▸ **Rows from a dataset**

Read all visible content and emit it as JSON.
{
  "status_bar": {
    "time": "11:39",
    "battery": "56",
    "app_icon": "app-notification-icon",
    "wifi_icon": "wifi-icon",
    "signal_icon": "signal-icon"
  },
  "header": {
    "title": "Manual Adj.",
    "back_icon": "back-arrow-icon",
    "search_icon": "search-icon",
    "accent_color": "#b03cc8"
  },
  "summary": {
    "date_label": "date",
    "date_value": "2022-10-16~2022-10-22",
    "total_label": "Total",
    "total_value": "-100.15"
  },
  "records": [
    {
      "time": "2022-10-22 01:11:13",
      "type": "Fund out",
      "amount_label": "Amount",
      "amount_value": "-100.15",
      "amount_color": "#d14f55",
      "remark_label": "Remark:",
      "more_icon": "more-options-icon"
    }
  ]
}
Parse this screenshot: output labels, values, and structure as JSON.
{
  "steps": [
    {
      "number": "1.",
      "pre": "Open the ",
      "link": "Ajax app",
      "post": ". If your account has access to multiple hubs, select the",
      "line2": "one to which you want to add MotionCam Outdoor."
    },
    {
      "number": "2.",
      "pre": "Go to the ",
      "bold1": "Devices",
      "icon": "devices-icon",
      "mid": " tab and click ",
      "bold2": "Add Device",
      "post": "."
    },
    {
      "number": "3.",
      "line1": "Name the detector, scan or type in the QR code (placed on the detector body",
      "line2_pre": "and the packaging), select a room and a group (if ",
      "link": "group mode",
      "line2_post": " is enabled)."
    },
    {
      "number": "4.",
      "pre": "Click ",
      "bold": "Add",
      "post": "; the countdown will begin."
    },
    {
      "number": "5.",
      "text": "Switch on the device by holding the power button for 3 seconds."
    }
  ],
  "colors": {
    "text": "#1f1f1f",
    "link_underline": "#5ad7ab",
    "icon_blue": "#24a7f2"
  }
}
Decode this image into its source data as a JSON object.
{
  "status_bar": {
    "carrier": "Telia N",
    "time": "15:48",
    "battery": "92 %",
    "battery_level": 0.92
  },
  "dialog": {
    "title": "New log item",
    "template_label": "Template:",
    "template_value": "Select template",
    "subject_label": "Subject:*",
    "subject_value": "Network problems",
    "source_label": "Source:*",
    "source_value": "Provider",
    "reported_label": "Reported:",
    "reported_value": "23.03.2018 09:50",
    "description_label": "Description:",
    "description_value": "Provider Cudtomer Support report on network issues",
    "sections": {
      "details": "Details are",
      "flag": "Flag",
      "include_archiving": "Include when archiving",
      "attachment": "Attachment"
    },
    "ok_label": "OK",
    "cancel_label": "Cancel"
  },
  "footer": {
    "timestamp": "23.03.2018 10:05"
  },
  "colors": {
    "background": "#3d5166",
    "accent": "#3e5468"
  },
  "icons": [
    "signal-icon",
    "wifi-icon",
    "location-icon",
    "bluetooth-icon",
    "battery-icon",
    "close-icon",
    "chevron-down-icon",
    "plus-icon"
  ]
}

▸ **WRITTEN TASK**
Check every line of the entries above for the word "type" and report how many lines contain it, giving the number only.

▸ **COMPLETED TASK**
2